### What you should do
Locate each line below that includes "Lesion" and reproduce it.

[Saved entries]
########################################
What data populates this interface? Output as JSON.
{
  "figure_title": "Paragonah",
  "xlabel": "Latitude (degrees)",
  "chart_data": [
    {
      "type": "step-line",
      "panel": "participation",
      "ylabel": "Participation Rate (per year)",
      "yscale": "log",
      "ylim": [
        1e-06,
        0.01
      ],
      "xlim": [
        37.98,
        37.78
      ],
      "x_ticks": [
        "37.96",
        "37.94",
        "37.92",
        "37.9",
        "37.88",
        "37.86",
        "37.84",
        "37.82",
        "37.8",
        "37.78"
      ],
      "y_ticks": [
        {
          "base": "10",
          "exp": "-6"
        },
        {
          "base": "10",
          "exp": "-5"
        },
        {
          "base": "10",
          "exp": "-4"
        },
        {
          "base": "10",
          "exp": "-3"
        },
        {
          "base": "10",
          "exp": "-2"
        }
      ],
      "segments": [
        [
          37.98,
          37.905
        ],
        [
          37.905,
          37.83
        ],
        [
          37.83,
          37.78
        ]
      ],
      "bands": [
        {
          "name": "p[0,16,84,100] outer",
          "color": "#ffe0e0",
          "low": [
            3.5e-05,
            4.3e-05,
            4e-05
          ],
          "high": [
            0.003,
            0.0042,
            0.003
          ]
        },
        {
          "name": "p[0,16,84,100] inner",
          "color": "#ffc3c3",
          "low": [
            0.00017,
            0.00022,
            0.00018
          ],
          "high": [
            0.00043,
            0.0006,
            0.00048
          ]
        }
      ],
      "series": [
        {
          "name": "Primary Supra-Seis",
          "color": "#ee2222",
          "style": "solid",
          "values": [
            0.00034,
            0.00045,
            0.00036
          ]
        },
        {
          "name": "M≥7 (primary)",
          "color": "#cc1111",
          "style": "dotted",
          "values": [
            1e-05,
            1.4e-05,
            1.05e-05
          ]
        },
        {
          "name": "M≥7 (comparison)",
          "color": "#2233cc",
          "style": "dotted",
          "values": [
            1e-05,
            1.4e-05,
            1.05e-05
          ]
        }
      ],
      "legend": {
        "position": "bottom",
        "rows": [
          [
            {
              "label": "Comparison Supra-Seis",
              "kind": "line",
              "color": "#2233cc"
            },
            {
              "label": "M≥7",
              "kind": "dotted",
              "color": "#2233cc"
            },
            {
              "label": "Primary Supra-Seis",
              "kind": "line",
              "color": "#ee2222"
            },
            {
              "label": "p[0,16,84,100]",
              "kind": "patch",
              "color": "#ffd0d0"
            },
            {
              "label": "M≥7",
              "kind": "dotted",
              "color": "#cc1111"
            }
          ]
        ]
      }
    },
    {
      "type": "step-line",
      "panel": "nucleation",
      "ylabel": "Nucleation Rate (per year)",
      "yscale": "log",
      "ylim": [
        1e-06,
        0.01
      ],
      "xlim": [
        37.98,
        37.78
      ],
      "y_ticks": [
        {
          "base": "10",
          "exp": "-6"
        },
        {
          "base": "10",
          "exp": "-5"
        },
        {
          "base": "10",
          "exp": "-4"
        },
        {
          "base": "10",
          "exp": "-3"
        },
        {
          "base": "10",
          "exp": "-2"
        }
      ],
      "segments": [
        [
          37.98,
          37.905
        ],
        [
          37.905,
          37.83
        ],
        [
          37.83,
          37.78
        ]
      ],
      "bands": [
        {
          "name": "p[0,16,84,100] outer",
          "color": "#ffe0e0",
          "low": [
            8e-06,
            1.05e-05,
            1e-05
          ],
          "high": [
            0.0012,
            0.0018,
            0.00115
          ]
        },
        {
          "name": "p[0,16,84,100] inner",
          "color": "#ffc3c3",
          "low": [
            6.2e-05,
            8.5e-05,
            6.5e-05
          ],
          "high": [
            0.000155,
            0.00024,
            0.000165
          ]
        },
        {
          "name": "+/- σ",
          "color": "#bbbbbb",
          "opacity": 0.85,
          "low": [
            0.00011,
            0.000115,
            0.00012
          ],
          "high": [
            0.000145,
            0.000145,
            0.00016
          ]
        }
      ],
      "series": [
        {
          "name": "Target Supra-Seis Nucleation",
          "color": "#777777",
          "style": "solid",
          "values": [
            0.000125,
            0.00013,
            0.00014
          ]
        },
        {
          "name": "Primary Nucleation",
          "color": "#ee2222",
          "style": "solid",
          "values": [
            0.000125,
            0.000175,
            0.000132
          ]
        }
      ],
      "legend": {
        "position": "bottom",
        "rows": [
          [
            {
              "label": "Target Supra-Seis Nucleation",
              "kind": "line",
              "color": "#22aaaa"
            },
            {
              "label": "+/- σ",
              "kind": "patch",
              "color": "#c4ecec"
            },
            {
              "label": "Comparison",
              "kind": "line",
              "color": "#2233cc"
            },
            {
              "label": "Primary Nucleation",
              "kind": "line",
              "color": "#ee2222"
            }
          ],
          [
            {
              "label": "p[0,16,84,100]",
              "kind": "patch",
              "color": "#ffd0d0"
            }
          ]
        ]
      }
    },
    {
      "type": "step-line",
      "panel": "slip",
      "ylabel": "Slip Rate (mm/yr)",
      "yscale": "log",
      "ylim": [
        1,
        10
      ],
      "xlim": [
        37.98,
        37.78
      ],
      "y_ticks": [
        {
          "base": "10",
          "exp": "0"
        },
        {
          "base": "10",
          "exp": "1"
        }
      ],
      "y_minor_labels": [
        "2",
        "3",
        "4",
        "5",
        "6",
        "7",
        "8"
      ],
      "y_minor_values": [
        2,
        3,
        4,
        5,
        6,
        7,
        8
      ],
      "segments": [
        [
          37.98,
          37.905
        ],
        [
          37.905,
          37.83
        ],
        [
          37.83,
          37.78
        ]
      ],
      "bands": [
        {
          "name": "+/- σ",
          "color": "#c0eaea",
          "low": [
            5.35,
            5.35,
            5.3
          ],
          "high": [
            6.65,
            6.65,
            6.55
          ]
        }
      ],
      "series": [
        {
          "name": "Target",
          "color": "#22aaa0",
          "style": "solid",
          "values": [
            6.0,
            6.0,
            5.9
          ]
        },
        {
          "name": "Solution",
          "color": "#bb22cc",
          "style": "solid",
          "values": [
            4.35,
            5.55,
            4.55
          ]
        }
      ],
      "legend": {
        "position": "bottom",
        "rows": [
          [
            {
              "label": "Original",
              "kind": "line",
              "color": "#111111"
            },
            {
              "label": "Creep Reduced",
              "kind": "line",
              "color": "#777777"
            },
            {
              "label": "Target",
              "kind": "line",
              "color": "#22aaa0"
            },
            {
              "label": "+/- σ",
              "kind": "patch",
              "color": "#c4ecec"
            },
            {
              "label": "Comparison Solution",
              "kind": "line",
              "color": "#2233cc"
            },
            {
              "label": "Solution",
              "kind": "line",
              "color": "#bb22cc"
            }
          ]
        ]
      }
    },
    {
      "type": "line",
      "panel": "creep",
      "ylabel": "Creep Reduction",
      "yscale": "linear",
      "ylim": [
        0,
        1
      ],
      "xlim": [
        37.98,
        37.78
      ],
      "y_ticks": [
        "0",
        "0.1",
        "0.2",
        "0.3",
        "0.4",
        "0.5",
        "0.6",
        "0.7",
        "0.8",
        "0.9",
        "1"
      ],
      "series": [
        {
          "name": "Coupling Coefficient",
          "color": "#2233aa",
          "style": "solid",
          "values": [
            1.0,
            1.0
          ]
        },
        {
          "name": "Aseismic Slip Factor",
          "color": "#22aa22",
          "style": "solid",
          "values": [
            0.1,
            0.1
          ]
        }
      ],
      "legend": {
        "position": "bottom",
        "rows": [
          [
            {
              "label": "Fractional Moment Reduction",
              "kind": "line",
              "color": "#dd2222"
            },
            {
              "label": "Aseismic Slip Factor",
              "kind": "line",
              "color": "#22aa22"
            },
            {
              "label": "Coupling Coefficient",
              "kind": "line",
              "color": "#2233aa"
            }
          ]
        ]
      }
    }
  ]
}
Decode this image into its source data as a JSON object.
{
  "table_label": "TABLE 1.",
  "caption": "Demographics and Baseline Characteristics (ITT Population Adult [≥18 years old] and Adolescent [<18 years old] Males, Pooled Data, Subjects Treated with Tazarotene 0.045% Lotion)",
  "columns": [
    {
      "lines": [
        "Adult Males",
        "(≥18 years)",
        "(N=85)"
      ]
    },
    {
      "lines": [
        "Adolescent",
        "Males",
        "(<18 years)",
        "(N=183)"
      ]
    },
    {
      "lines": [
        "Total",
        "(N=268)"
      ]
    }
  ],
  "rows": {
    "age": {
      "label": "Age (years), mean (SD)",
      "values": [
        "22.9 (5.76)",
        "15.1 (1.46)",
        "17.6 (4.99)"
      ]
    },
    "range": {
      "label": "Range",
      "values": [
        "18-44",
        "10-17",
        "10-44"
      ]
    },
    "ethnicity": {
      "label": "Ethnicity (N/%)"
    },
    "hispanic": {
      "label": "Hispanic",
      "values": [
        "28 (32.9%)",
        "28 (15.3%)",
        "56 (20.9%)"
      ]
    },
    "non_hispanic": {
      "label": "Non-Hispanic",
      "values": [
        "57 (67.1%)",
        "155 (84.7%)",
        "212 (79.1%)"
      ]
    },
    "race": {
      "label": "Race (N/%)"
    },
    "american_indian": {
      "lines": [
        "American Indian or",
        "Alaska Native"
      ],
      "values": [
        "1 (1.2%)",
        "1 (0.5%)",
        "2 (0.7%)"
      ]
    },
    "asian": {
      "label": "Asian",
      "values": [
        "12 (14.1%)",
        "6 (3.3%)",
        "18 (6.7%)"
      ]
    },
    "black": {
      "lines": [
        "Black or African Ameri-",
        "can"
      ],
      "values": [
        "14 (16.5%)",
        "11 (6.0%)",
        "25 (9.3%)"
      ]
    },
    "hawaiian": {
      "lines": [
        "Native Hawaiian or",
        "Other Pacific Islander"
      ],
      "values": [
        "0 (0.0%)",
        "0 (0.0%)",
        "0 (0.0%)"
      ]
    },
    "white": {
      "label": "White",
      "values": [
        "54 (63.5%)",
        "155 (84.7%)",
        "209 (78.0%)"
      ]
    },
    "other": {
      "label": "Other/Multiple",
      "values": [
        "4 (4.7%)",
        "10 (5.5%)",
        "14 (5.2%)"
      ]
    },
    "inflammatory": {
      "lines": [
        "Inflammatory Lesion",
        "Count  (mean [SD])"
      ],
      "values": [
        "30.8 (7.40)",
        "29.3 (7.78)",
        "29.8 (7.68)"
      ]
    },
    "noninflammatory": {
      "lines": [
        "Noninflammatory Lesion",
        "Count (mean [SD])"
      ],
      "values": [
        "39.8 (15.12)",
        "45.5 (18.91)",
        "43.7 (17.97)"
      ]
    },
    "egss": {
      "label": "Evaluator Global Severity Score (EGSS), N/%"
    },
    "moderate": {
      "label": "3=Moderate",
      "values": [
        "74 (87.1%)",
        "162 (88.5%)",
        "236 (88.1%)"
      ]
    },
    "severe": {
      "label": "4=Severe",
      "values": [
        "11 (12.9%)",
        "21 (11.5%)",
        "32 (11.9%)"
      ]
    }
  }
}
########################################
### Result
        "Inflammatory Lesion",
        "Noninflammatory Lesion",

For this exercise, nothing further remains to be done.